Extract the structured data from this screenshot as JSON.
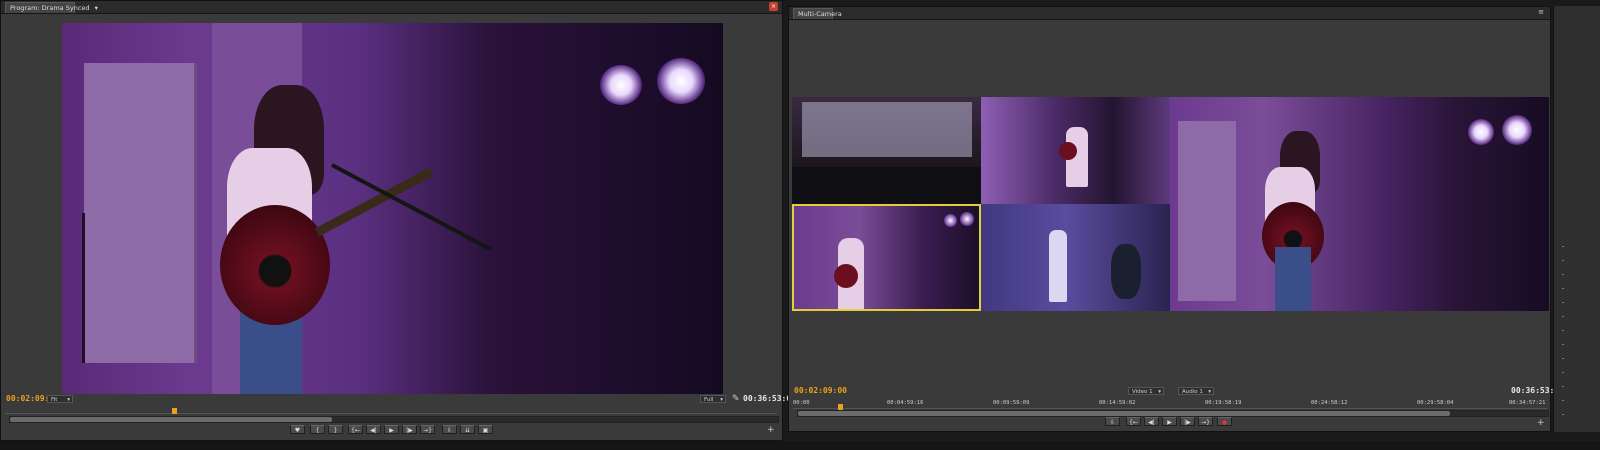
{
  "program_monitor": {
    "tab_label": "Program: Drama Synced",
    "current_timecode": "00:02:09:00",
    "fit_label": "Fit",
    "quality_label": "Full",
    "duration_timecode": "00:36:53:07",
    "playhead_position": 0.2
  },
  "multicam_monitor": {
    "tab_label": "Multi-Camera",
    "current_timecode": "00:02:09:00",
    "duration_timecode": "00:36:53:07",
    "video_track": "Video 1",
    "audio_track": "Audio 1",
    "ruler_labels": [
      "00:00",
      "00:04:59:16",
      "00:09:59:09",
      "00:14:59:02",
      "00:19:58:19",
      "00:24:58:12",
      "00:29:58:04",
      "00:34:57:21"
    ],
    "playhead_position": 0.06
  },
  "transport_glyphs": {
    "marker": "♥",
    "in": "{",
    "out": "}",
    "goto_in": "{←",
    "step_back": "◀|",
    "play": "▶",
    "step_fwd": "|▶",
    "goto_out": "→}",
    "insert": "⇩",
    "overwrite": "⇊",
    "export": "▣",
    "plus": "+",
    "record": "●"
  },
  "colors": {
    "timecode": "#e8a21b",
    "selected_camera": "#e2cf35",
    "stage_light": "#8a3fd0"
  }
}
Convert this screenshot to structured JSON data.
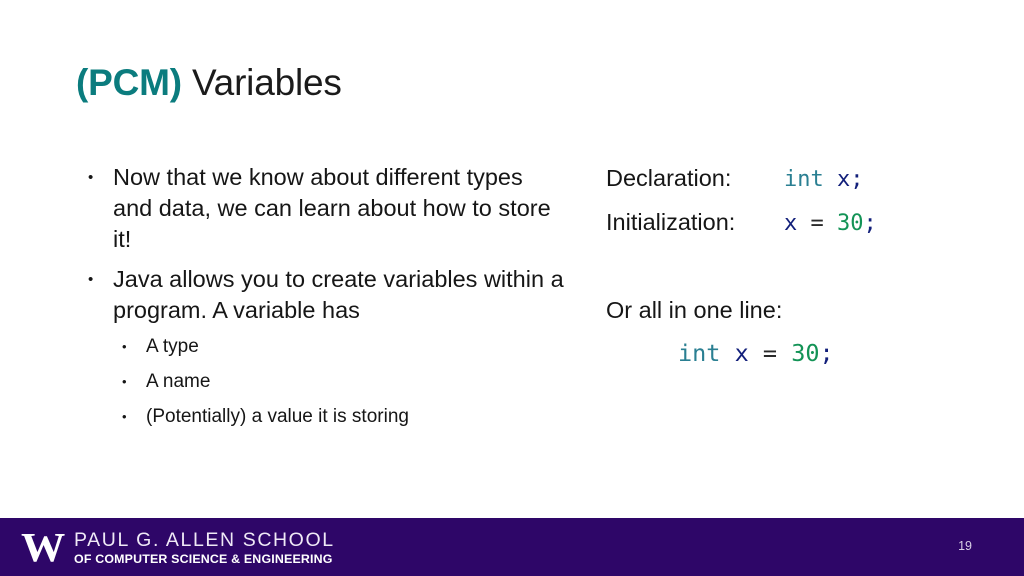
{
  "slide": {
    "background_color": "#ffffff",
    "title": {
      "accent_text": "(PCM)",
      "accent_color": "#0b7c7e",
      "plain_text": " Variables",
      "plain_color": "#1b1b1b"
    }
  },
  "left_column": {
    "bullets": [
      {
        "text": "Now that we know about different types and data, we can learn about how to store it!",
        "sub_bullets": []
      },
      {
        "text": "Java allows you to create variables within a program. A variable has",
        "sub_bullets": [
          "A type",
          "A name",
          "(Potentially) a value it is storing"
        ]
      }
    ]
  },
  "right_column": {
    "rows": [
      {
        "label": "Declaration:",
        "code_tokens": [
          {
            "text": "int",
            "type": "keyword"
          },
          {
            "text": " ",
            "type": "space"
          },
          {
            "text": "x",
            "type": "variable"
          },
          {
            "text": ";",
            "type": "punctuation"
          }
        ]
      },
      {
        "label": "Initialization:",
        "code_tokens": [
          {
            "text": "x",
            "type": "variable"
          },
          {
            "text": " = ",
            "type": "operator"
          },
          {
            "text": "30",
            "type": "number"
          },
          {
            "text": ";",
            "type": "punctuation"
          }
        ]
      }
    ],
    "oneline_label": "Or all in one line:",
    "oneline_tokens": [
      {
        "text": "int",
        "type": "keyword"
      },
      {
        "text": " ",
        "type": "space"
      },
      {
        "text": "x",
        "type": "variable"
      },
      {
        "text": " = ",
        "type": "operator"
      },
      {
        "text": "30",
        "type": "number"
      },
      {
        "text": ";",
        "type": "punctuation"
      }
    ],
    "token_colors": {
      "keyword": "#2a7f92",
      "variable": "#121f7a",
      "number": "#139356",
      "punctuation": "#121f7a",
      "operator": "#2a2a2a"
    }
  },
  "footer": {
    "background_color": "#2e0668",
    "logo_mark": "W",
    "school_line1": "PAUL G. ALLEN SCHOOL",
    "school_line2": "OF COMPUTER SCIENCE & ENGINEERING",
    "page_number": "19"
  }
}
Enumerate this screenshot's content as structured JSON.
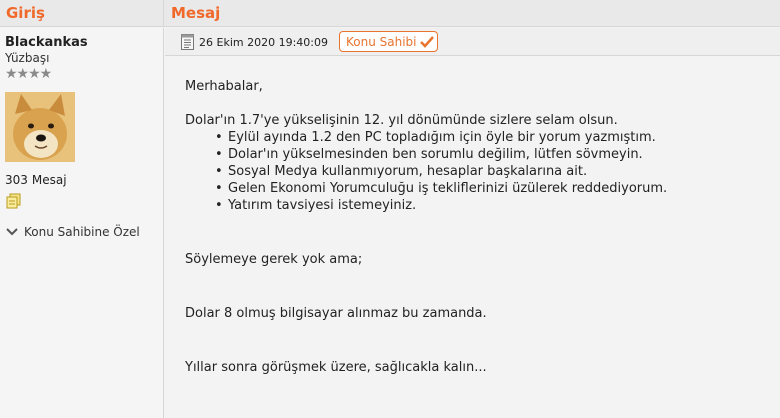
{
  "header": {
    "left_title": "Giriş",
    "right_title": "Mesaj"
  },
  "author": {
    "username": "Blackankas",
    "rank": "Yüzbaşı",
    "stars": "★★★★",
    "post_count": "303",
    "post_label": "Mesaj",
    "private_label": "Konu Sahibine Özel"
  },
  "post": {
    "date": "26 Ekim 2020 19:40:09",
    "owner_badge": "Konu Sahibi",
    "greeting": "Merhabalar,",
    "intro": "Dolar'ın 1.7'ye yükselişinin 12. yıl dönümünde sizlere selam olsun.",
    "bullets": [
      "Eylül ayında 1.2 den PC topladığım için öyle bir yorum yazmıştım.",
      "Dolar'ın yükselmesinden ben sorumlu değilim, lütfen sövmeyin.",
      "Sosyal Medya kullanmıyorum, hesaplar başkalarına ait.",
      "Gelen Ekonomi Yorumculuğu iş tekliflerinizi üzülerek reddediyorum.",
      "Yatırım tavsiyesi istemeyiniz."
    ],
    "line1": "Söylemeye gerek yok ama;",
    "line2": "Dolar 8 olmuş bilgisayar alınmaz bu zamanda.",
    "line3": "Yıllar sonra görüşmek üzere, sağlıcakla kalın..."
  },
  "colors": {
    "accent": "#f0692a",
    "badge": "#e8742e",
    "check": "#e8742e"
  },
  "icons": [
    "document-icon",
    "check-icon",
    "copy-quote-icon",
    "chevron-down-icon",
    "avatar-doge"
  ]
}
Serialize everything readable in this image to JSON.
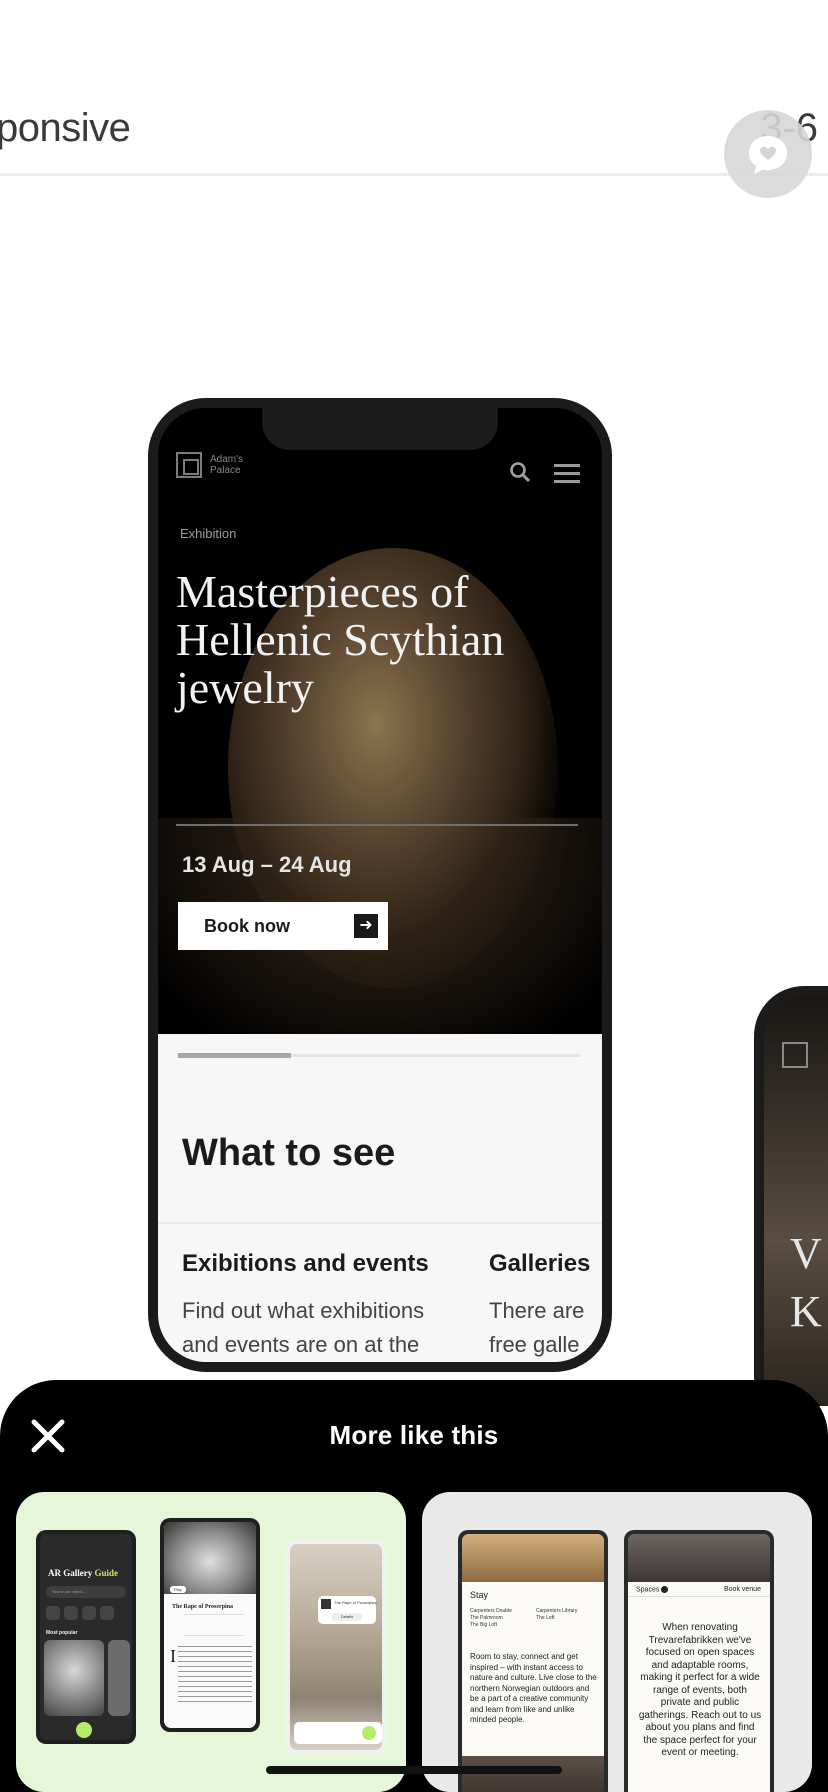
{
  "header": {
    "title": "ponsive",
    "count": "3-6"
  },
  "fab": {
    "icon": "chat-heart-icon"
  },
  "mockup": {
    "brand": "Adam's Palace",
    "eyebrow": "Exhibition",
    "title": "Masterpieces of\nHellenic  Scythian\njewelry",
    "dates_start": "13 Aug",
    "dates_sep": " – ",
    "dates_end": "24 Aug",
    "book_label": "Book now",
    "progress": 0.28,
    "section_title": "What to see",
    "cards": [
      {
        "title": "Exibitions and events",
        "body": "Find out what exhibitions\nand events are on at the"
      },
      {
        "title": "Galleries",
        "body": "There are\nfree galle"
      }
    ]
  },
  "peek": {
    "letters": [
      "V",
      "K"
    ]
  },
  "sheet": {
    "title": "More like this",
    "close_icon": "close-icon",
    "tile_a": {
      "app_title_a": "AR Gallery",
      "app_title_b": "Guide",
      "search_placeholder": "Search art object...",
      "most_popular": "Most popular",
      "artwork_title": "The Rape of Proserpina",
      "art_small_title": "The Rape of Proserpina",
      "details_label": "Details",
      "play_label": "Play"
    },
    "tile_b": {
      "stay_heading": "Stay",
      "rooms_left": [
        "Carpenters Double",
        "The Palmroom",
        "The Big Loft"
      ],
      "rooms_right": [
        "Carpenters Library",
        "The Loft"
      ],
      "stay_body": "Room to stay, connect and get inspired – with instant access to nature and culture. Live close to the northern Norwegian outdoors and be a part of a creative community and learn from like and unlike minded people.",
      "spaces_label": "Spaces",
      "book_venue": "Book venue",
      "spaces_body": "When renovating Trevarefabrikken we've focused on open spaces and adaptable rooms, making it perfect for a wide range of events, both private and public gatherings. Reach out to us about you plans and find the space perfect for your event or meeting."
    }
  }
}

__The exercise__. Copy out each line in the listing that has the word "events".

__Final result__.
        "title": "Exibitions and events",
        "body": "Find out what exhibitions\nand events are on at the"
      "spaces_body": "When renovating Trevarefabrikken we've focused on open spaces and adaptable rooms, making it perfect for a wide range of events, both private and public gatherings. Reach out to us about you plans and find the space perfect for your event or meeting."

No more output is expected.